Work to complete:
Copy out everything in the material from the start down to the line containing "chevron-down-icon [608, 621, 636, 637]", including that line.

(Element and region data)
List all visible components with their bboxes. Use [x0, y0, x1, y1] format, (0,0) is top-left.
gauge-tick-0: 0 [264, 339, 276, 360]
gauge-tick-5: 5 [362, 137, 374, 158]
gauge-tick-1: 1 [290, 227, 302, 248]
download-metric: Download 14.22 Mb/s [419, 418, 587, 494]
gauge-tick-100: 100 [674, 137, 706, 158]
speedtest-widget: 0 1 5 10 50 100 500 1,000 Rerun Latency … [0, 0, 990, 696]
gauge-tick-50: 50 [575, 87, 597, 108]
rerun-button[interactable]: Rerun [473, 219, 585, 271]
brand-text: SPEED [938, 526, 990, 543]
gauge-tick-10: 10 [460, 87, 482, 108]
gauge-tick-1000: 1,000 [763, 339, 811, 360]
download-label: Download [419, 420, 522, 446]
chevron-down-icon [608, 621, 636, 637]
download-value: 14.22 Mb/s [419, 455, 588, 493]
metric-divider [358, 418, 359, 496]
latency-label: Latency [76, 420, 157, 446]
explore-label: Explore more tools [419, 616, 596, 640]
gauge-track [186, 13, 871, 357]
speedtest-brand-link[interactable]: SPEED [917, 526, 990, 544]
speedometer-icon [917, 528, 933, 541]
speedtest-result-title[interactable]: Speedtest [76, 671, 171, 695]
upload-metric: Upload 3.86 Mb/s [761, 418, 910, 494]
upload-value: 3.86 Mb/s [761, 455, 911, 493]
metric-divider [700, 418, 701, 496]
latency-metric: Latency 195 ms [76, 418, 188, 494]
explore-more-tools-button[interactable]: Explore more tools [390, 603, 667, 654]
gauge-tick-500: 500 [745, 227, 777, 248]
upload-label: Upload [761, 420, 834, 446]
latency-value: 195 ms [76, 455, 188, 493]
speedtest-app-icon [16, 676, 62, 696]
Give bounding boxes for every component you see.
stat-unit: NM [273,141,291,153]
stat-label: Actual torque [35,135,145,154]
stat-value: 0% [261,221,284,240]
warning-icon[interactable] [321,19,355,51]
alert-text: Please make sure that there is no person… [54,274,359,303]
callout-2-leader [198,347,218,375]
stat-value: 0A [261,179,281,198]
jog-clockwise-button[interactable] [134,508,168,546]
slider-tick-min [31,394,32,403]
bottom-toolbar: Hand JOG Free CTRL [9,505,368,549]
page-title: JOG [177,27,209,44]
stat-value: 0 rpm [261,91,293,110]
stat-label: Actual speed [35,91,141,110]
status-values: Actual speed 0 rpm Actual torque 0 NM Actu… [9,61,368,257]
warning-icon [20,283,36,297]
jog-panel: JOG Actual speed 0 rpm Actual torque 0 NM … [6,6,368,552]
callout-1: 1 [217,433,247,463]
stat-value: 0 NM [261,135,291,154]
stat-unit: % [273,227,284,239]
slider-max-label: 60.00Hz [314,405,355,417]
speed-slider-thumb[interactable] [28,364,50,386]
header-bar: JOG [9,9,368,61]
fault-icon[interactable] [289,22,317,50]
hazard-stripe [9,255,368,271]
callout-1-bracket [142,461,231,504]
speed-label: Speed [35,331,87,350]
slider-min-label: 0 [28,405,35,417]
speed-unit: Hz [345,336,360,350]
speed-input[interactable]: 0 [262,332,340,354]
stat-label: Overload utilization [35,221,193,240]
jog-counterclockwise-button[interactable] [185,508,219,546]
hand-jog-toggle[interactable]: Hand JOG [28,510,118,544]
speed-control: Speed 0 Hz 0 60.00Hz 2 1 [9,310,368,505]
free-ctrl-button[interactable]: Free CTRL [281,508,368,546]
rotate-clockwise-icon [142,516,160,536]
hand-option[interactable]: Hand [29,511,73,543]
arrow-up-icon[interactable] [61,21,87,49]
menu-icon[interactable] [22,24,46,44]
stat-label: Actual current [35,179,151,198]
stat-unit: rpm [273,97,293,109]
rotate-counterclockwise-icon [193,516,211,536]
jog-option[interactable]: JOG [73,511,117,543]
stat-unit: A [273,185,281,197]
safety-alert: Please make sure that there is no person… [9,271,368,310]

Answer to the task:
List all visible components with their bboxes. Use [x0, y0, x1, y1] format, (0,0) is top-left.
gauge-tick-0: 0 [264, 339, 276, 360]
gauge-tick-5: 5 [362, 137, 374, 158]
gauge-tick-1: 1 [290, 227, 302, 248]
download-metric: Download 14.22 Mb/s [419, 418, 587, 494]
gauge-tick-100: 100 [674, 137, 706, 158]
speedtest-widget: 0 1 5 10 50 100 500 1,000 Rerun Latency … [0, 0, 990, 696]
gauge-tick-50: 50 [575, 87, 597, 108]
rerun-button[interactable]: Rerun [473, 219, 585, 271]
brand-text: SPEED [938, 526, 990, 543]
gauge-tick-10: 10 [460, 87, 482, 108]
gauge-tick-1000: 1,000 [763, 339, 811, 360]
download-label: Download [419, 420, 522, 446]
chevron-down-icon [608, 621, 636, 637]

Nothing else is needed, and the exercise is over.